Goal. Each line below that contains "eIDAS" counts once; report the total and nothing more.

[Dataset records]
★ ★ ★ ★ ★

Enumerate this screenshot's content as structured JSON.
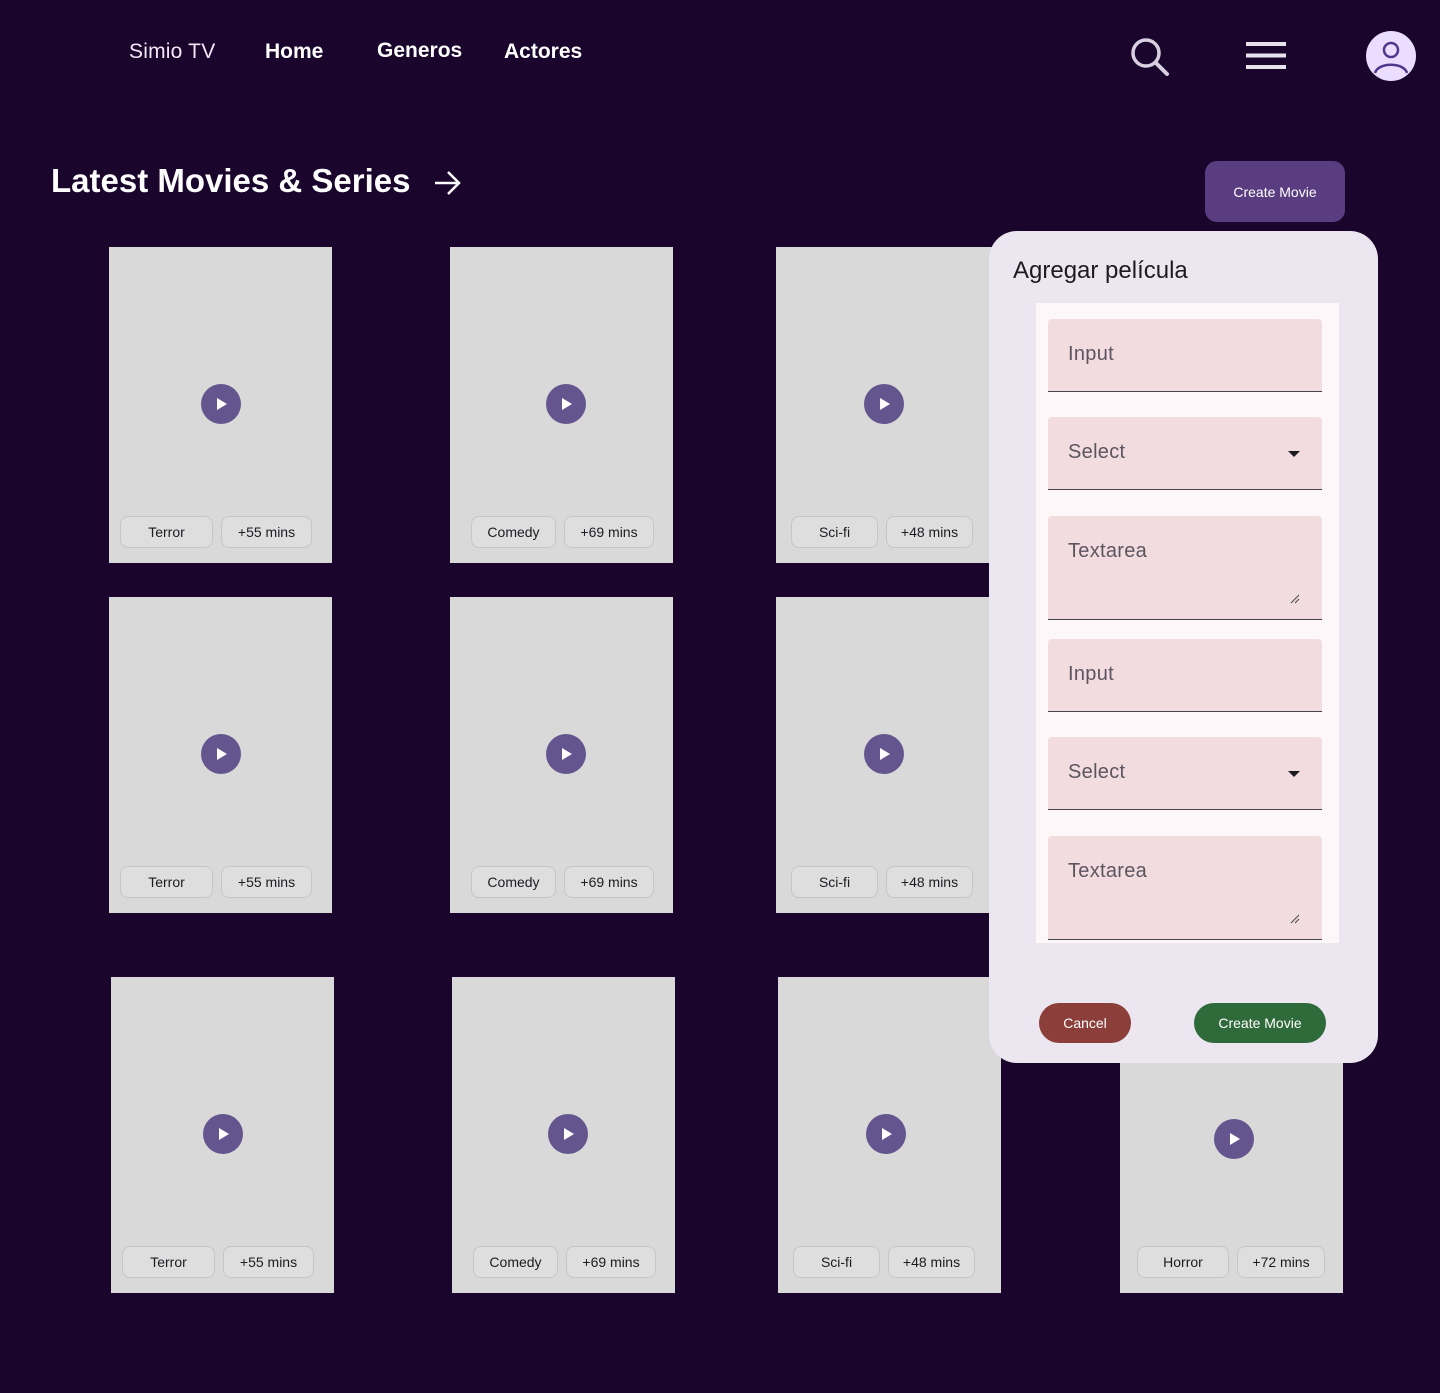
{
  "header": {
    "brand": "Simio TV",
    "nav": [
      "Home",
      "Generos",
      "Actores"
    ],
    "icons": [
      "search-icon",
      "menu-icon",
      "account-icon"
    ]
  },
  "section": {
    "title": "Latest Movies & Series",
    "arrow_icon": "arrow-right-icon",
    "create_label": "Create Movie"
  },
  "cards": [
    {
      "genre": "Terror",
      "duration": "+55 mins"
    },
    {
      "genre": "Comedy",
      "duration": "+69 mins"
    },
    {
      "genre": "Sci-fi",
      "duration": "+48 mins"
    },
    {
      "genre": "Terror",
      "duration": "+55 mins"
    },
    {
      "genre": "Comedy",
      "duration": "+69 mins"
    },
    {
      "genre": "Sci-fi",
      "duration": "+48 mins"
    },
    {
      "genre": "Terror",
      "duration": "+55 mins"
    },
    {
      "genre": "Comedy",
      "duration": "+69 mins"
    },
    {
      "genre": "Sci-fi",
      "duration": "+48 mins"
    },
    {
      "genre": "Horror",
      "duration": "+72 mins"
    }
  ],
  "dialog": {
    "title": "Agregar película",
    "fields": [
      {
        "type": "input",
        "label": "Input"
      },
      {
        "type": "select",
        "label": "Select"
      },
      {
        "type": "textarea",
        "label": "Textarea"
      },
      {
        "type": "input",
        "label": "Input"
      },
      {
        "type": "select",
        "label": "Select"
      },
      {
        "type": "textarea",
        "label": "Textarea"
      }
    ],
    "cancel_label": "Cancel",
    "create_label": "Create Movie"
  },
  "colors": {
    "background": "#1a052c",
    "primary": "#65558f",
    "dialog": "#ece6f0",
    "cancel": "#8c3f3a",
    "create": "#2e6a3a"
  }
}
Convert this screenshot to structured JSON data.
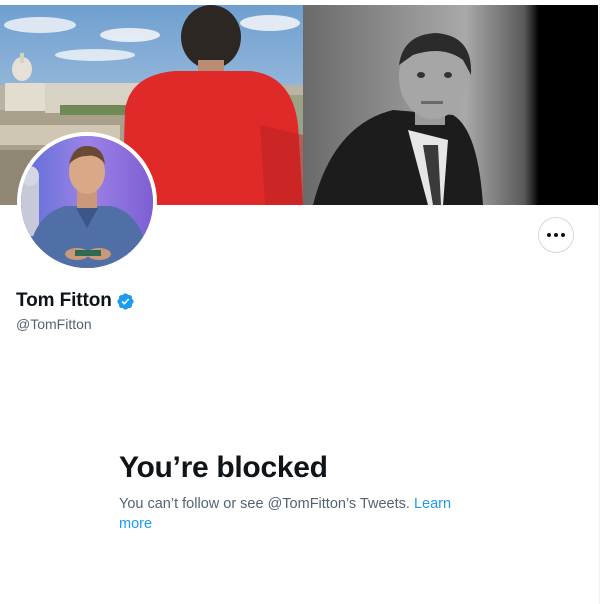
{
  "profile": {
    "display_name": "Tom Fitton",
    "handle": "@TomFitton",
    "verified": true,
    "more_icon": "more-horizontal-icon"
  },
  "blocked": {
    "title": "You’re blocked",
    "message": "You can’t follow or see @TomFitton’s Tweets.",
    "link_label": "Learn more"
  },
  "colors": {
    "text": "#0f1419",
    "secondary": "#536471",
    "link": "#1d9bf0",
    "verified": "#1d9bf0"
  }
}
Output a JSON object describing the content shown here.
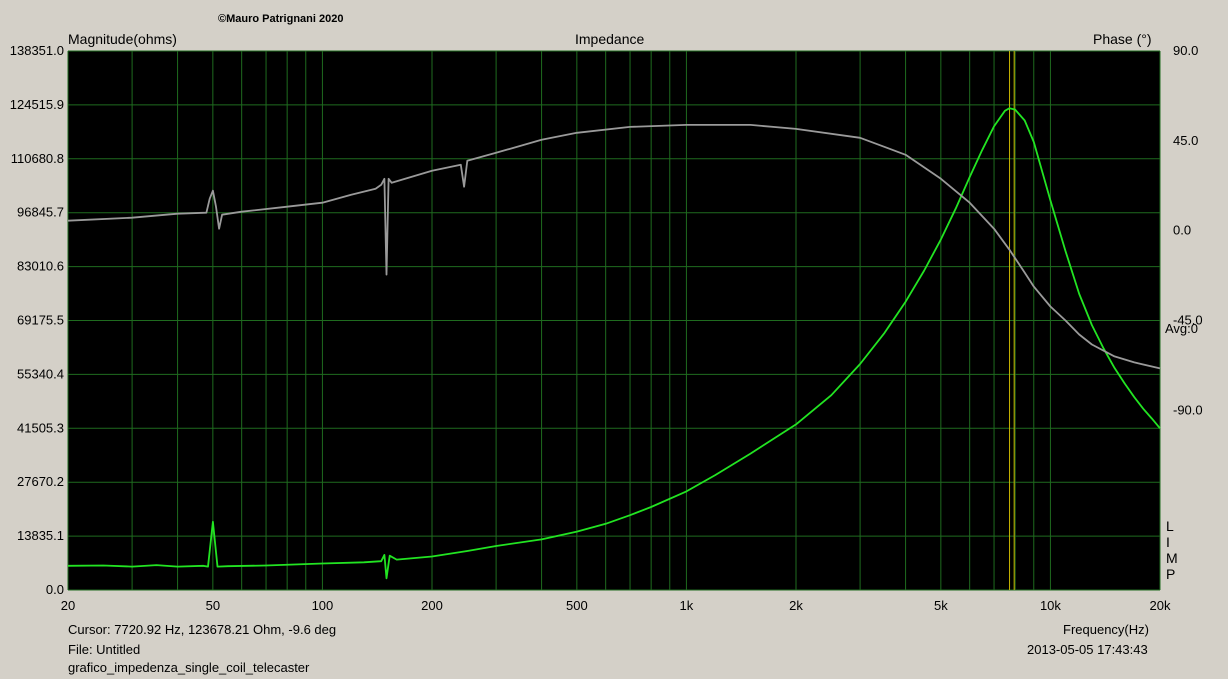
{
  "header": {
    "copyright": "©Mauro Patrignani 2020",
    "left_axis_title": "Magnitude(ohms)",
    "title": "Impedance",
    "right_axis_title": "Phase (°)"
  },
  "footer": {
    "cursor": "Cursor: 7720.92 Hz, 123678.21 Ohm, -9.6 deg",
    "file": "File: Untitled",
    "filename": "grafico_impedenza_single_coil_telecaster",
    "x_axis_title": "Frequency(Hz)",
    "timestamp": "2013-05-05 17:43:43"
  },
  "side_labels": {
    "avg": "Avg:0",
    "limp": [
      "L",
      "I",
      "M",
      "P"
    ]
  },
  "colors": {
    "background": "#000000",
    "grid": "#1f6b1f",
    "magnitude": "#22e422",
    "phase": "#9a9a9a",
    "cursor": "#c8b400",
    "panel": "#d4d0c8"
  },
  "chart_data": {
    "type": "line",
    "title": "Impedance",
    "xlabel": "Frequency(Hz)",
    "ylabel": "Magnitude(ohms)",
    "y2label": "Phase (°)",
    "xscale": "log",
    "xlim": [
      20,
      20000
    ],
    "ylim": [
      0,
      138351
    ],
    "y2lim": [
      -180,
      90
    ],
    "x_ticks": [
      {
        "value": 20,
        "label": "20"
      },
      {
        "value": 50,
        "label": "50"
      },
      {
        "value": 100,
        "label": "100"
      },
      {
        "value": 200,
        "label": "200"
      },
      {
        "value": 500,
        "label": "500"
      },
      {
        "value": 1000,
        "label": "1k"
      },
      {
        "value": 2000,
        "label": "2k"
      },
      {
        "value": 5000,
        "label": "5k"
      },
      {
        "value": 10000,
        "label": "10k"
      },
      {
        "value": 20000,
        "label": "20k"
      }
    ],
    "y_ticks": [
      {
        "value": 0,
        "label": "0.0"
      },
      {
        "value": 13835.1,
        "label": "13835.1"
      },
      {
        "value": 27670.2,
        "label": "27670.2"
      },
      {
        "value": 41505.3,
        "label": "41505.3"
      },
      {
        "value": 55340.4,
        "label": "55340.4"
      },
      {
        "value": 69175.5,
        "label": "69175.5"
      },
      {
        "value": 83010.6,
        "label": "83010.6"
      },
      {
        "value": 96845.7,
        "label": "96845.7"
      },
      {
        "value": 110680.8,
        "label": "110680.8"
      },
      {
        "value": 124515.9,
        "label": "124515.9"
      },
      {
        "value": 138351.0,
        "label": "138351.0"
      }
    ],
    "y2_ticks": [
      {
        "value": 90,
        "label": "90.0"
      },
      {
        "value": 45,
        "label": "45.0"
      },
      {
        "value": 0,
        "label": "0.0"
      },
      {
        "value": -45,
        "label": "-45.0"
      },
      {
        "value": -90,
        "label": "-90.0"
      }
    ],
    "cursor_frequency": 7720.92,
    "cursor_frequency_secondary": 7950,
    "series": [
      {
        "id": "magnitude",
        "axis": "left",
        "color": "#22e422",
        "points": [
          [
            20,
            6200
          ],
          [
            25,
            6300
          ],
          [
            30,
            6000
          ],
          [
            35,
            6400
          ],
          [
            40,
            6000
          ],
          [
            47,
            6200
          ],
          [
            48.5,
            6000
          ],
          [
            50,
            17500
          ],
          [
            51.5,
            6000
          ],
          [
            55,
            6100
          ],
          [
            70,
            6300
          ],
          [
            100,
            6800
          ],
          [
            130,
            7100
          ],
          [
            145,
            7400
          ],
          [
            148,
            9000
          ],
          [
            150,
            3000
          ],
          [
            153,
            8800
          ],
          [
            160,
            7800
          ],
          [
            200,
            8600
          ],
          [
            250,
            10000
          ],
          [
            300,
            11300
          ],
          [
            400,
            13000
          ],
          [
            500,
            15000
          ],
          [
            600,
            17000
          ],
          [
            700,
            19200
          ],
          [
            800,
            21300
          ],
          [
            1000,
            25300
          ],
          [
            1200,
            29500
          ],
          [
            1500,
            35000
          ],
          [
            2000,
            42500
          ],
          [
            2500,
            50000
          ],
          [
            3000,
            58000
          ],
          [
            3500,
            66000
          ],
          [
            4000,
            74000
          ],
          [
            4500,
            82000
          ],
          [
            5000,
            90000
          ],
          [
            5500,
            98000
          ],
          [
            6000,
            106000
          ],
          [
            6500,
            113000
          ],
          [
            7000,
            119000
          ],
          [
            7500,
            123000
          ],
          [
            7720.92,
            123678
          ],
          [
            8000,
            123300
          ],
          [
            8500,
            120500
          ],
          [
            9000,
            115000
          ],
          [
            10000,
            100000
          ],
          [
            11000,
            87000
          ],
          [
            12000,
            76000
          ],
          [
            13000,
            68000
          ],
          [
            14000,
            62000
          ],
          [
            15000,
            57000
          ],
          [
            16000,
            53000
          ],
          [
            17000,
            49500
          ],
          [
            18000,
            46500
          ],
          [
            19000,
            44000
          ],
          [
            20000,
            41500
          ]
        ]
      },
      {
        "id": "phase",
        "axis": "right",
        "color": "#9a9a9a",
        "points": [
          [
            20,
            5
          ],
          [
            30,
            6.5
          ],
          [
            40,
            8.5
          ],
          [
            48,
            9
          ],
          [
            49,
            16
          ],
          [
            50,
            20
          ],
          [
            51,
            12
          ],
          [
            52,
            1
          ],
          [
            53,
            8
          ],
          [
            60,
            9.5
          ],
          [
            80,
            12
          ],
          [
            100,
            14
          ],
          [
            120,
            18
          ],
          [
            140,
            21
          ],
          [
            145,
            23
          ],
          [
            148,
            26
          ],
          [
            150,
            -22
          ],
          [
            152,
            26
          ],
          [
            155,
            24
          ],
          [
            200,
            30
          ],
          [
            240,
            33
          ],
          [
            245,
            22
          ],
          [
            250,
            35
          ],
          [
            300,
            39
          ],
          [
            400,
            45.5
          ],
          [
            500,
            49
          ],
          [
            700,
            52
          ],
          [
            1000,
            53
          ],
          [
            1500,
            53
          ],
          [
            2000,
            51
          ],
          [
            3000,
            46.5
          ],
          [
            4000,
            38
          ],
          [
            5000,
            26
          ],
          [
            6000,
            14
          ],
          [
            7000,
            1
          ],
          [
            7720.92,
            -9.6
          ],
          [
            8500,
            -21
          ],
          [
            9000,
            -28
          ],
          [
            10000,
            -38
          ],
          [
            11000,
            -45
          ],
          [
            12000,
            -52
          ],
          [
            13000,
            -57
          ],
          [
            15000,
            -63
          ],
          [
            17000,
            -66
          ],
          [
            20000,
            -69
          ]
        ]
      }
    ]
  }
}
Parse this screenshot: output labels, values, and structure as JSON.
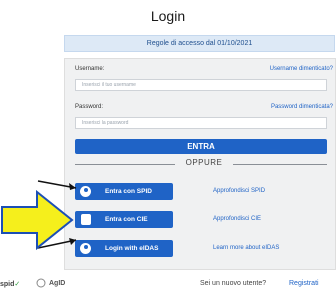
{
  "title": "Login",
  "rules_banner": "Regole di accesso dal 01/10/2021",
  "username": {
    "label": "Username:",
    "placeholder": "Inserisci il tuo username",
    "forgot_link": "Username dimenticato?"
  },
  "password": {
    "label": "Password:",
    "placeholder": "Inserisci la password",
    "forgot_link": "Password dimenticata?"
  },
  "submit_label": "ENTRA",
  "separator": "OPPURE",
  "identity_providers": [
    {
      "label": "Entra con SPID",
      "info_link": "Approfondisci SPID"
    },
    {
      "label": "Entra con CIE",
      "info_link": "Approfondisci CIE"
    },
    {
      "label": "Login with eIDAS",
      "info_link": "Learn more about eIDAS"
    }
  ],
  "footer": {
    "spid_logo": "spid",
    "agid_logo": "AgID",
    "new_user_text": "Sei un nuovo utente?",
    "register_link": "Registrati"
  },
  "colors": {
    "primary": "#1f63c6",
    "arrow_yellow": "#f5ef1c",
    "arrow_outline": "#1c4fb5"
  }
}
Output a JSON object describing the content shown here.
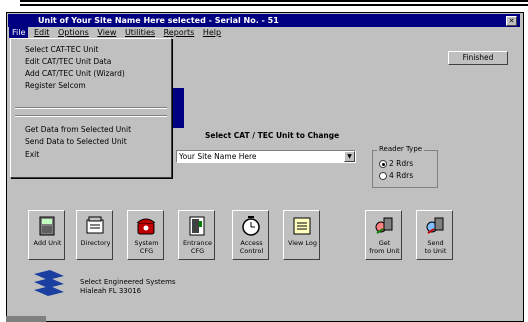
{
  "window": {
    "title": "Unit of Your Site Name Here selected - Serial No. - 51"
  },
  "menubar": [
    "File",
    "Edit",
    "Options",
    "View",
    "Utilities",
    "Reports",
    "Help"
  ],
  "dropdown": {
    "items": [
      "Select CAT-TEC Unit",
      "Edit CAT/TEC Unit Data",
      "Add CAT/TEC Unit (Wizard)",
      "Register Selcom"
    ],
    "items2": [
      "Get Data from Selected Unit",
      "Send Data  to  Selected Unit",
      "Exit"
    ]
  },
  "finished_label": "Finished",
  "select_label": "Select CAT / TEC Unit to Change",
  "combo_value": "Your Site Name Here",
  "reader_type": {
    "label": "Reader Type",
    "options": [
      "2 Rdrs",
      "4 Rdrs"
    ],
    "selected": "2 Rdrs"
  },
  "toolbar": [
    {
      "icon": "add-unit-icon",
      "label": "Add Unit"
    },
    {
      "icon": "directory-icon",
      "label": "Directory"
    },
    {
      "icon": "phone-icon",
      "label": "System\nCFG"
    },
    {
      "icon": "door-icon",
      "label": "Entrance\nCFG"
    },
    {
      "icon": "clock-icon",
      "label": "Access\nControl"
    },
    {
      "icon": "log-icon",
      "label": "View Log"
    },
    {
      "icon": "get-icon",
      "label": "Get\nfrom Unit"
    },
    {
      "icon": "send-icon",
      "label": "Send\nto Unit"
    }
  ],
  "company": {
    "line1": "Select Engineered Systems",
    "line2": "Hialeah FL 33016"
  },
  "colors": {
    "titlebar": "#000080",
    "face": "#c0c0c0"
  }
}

★ ★ ★ ★ ★

Exercise answer. 2